[Figure dataset records]
_ _ _
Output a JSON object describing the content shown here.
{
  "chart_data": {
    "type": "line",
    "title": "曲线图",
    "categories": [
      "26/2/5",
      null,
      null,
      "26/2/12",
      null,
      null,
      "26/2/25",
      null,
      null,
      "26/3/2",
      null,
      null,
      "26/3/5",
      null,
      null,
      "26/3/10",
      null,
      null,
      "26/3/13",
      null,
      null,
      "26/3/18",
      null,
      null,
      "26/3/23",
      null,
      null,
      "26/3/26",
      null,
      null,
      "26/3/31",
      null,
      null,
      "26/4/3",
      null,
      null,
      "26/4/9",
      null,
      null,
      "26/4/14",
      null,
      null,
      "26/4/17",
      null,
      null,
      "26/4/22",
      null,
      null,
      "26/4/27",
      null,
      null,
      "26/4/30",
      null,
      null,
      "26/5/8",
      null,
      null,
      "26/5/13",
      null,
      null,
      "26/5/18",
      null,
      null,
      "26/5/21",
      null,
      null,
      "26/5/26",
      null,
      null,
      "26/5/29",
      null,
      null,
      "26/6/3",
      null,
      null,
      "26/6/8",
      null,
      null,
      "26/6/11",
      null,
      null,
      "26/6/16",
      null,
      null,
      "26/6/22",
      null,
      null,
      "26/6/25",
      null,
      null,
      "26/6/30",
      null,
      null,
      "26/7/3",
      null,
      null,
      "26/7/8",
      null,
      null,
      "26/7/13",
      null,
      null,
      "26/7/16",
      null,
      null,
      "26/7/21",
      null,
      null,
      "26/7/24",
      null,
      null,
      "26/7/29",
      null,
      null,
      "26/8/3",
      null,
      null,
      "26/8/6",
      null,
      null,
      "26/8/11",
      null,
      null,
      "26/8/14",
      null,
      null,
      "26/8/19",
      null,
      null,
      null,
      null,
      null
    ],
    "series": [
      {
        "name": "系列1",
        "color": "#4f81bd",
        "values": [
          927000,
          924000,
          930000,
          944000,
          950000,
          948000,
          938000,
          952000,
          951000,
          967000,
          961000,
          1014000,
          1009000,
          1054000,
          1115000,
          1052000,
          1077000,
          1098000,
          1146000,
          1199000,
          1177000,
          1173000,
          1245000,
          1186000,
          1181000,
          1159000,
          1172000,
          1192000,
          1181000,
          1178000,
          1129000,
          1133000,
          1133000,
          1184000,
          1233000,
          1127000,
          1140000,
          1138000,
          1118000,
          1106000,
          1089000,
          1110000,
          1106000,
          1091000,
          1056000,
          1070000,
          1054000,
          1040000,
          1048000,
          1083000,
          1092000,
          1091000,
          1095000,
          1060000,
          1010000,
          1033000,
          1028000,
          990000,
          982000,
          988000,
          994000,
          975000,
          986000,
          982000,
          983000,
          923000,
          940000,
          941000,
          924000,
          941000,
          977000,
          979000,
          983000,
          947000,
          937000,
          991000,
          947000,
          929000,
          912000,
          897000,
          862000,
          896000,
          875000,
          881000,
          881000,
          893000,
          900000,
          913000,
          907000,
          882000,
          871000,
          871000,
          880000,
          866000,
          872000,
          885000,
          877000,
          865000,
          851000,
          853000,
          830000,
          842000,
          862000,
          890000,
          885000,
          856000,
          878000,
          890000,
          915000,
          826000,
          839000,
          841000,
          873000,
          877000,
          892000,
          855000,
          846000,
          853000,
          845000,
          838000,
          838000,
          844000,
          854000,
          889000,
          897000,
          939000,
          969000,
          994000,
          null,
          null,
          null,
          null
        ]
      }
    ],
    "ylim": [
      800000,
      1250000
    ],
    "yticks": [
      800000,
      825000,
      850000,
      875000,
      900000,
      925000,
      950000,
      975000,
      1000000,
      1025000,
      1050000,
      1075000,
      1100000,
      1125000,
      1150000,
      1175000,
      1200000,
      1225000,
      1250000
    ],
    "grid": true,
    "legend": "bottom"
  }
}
_ _ _
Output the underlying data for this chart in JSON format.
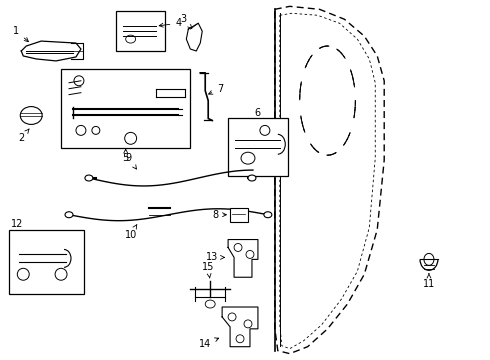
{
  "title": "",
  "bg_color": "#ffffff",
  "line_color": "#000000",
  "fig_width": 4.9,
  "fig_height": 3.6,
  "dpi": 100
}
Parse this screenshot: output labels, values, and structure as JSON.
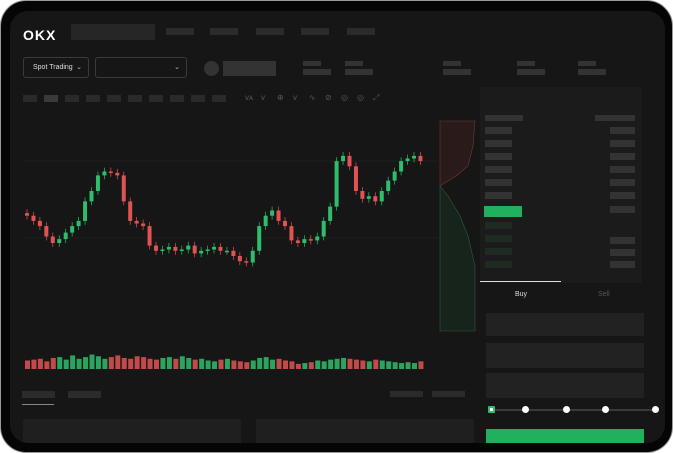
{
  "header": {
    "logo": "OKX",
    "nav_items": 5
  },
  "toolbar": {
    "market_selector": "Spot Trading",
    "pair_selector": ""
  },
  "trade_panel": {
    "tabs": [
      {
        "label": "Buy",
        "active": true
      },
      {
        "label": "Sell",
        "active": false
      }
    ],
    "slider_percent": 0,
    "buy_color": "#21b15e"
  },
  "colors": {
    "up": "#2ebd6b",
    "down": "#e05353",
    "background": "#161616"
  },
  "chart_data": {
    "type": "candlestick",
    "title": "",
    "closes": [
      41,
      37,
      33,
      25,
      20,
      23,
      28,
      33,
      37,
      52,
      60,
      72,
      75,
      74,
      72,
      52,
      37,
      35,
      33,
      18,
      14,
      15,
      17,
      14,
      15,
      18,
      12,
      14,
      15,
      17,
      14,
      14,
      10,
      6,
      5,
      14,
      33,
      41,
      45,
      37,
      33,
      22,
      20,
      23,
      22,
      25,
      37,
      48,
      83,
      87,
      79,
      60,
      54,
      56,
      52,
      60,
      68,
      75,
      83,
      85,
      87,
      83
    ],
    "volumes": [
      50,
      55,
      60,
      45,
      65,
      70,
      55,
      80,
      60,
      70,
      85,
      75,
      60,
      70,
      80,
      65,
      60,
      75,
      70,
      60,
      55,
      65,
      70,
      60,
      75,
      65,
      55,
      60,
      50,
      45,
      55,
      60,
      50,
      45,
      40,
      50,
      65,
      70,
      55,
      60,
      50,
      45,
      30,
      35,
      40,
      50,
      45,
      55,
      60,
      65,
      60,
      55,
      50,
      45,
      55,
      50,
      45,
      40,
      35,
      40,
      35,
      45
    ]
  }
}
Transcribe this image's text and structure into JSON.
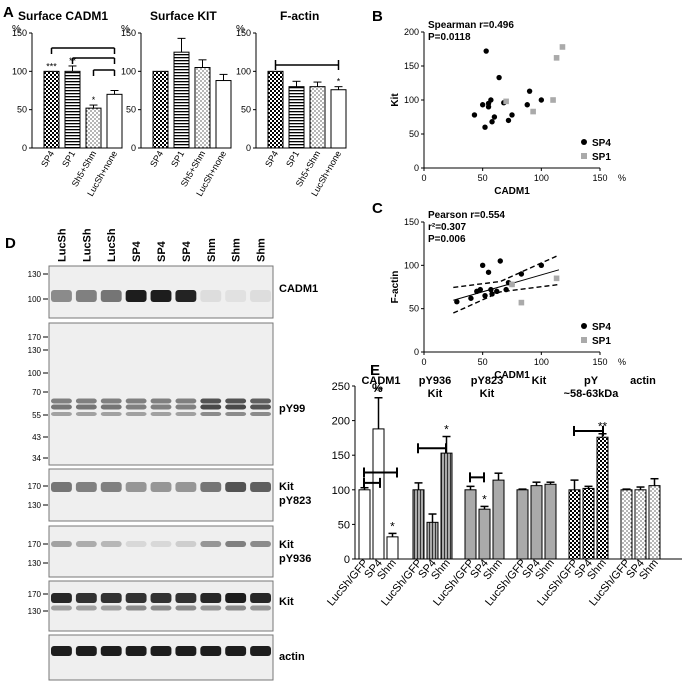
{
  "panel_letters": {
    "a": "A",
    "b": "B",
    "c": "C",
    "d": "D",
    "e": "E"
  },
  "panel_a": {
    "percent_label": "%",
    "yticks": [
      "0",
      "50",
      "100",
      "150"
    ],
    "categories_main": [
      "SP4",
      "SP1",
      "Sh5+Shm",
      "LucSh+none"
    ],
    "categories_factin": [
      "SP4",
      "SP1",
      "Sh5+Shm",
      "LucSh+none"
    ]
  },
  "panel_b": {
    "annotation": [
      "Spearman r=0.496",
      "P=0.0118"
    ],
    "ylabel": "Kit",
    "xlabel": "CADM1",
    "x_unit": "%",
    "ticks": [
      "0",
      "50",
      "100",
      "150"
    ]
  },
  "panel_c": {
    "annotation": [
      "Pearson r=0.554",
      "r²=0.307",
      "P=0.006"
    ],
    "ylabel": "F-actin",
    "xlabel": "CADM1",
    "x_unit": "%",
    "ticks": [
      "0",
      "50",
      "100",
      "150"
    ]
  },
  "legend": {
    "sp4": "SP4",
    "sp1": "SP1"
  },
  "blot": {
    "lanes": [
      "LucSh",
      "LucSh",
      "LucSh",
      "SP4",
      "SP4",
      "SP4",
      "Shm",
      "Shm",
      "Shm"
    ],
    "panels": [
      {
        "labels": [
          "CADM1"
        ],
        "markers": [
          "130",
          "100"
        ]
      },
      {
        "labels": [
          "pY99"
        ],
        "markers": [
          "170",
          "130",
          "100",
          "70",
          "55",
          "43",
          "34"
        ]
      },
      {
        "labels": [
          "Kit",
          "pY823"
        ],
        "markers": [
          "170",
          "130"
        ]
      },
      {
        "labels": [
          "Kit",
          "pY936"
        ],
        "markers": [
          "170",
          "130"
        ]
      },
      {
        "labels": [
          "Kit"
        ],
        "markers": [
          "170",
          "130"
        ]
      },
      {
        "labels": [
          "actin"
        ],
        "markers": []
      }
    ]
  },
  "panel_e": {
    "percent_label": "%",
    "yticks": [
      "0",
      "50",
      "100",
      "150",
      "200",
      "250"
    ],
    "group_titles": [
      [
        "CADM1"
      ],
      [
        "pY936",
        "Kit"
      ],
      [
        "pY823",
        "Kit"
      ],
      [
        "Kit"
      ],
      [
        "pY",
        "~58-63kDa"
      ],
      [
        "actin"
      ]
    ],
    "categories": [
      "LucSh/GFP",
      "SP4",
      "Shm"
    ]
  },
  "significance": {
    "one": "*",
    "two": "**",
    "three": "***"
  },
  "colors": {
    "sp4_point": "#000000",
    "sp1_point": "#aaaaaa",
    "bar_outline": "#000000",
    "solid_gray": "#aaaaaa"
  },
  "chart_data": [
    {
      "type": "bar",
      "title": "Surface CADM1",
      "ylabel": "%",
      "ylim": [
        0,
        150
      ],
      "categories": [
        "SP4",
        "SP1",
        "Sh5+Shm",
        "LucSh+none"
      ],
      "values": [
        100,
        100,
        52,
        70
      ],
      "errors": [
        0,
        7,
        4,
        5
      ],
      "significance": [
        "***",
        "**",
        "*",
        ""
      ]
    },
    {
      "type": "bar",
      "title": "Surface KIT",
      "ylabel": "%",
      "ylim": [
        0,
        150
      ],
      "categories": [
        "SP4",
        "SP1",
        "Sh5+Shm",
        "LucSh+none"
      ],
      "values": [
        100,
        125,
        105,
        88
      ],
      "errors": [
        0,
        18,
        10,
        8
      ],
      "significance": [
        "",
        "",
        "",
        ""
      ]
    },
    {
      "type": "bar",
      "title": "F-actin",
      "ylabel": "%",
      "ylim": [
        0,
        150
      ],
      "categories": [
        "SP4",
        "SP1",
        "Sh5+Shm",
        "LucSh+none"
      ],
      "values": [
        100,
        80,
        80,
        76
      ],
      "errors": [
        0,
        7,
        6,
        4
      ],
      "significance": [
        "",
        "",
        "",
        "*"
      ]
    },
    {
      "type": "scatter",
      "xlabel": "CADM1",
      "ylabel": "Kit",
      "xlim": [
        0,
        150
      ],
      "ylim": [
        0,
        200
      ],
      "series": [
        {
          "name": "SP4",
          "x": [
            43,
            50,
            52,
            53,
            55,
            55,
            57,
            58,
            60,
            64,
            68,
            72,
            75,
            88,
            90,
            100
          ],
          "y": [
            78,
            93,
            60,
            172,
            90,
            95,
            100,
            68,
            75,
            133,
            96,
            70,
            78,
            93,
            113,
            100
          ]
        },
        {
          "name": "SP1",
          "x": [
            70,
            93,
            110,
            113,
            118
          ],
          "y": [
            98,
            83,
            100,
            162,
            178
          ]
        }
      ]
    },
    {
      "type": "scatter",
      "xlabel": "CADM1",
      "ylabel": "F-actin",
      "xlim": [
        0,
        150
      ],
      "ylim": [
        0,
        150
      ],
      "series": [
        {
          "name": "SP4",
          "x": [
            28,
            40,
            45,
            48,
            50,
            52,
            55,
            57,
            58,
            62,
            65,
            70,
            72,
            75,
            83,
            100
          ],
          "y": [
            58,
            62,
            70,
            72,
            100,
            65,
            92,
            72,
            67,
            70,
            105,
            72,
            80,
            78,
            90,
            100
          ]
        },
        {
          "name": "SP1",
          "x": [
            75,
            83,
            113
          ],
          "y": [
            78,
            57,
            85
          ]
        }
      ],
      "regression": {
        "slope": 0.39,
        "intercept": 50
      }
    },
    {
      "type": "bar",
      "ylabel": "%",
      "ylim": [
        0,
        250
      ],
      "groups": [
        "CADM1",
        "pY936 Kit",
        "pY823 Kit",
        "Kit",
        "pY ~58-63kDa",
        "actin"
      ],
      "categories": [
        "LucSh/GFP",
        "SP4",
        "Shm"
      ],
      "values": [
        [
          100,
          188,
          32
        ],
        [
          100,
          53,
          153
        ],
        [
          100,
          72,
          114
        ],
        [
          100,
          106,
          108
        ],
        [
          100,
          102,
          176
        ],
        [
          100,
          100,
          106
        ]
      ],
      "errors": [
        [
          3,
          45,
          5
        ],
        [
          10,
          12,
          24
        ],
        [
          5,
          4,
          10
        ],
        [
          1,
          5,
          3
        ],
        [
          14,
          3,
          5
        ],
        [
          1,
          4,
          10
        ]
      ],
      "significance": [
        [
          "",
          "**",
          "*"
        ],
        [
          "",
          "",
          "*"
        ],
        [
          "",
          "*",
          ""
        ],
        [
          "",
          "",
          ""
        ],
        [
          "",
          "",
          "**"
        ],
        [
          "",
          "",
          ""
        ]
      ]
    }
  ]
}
_ _ _
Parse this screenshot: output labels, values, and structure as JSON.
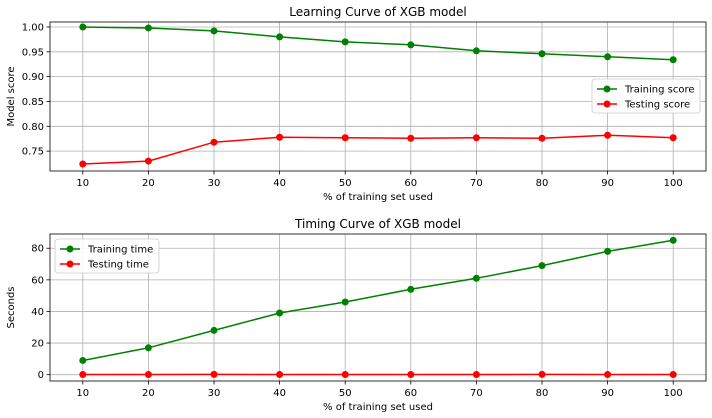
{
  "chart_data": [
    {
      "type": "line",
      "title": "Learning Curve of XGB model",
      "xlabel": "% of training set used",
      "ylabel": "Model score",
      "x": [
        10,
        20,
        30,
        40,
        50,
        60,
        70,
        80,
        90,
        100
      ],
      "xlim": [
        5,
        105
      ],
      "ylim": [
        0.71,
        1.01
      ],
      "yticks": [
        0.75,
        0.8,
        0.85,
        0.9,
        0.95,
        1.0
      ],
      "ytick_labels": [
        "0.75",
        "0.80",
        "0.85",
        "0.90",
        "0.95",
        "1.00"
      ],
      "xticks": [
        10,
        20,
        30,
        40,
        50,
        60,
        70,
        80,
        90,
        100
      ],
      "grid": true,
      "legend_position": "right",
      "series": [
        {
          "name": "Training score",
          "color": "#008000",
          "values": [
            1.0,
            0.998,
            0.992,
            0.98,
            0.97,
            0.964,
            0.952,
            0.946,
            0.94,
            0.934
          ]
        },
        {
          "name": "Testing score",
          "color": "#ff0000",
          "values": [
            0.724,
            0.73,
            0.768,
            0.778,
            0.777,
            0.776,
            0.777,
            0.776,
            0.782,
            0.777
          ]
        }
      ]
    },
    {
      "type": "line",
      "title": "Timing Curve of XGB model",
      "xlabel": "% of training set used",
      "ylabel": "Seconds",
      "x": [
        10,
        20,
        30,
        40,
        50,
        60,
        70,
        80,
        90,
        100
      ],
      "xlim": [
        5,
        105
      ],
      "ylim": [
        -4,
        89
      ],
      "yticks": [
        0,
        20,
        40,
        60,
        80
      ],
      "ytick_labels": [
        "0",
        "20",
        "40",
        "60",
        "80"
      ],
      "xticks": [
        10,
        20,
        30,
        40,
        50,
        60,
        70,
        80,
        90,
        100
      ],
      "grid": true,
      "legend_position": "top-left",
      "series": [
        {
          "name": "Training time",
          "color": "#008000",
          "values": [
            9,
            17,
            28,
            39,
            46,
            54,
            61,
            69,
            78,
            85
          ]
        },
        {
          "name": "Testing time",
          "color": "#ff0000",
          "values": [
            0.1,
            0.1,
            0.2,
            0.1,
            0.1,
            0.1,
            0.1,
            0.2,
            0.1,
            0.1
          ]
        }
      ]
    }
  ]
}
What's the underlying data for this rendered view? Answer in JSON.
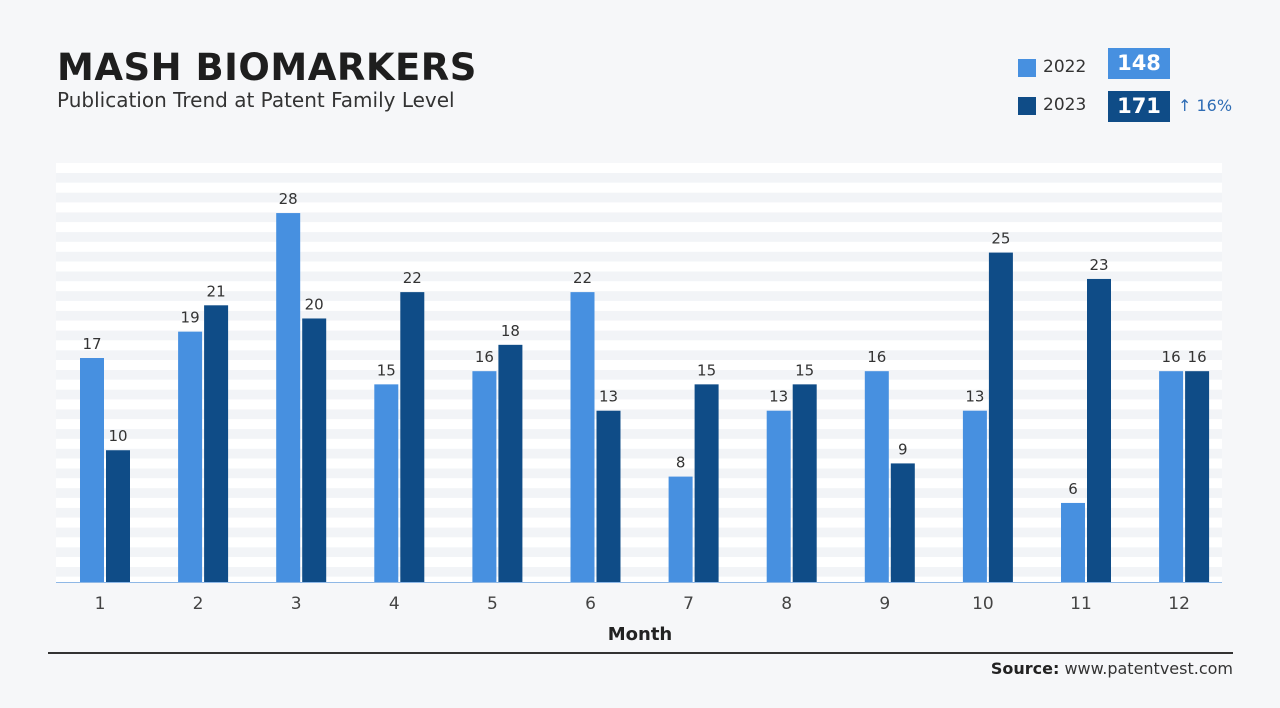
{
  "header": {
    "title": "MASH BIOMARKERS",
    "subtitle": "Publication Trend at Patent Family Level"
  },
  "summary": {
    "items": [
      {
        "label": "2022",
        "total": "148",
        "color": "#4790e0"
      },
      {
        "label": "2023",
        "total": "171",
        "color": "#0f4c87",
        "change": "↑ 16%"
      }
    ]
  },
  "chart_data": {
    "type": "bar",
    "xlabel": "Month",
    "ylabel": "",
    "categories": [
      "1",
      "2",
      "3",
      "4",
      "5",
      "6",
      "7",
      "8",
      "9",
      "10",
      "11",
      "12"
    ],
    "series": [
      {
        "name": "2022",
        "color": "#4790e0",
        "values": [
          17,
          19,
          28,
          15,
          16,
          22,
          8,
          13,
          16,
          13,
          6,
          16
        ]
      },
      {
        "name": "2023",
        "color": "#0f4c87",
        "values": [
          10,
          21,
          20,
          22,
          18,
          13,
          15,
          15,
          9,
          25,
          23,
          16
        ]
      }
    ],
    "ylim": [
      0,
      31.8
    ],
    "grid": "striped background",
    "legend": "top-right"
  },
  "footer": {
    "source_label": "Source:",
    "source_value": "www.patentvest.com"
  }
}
_ _ _
• _Requirement_:
In the entries above, find each line with the word "score" and show it.

• _The output_:
      "ylabel": "Model score",
          "name": "Training score",
          "name": "Testing score",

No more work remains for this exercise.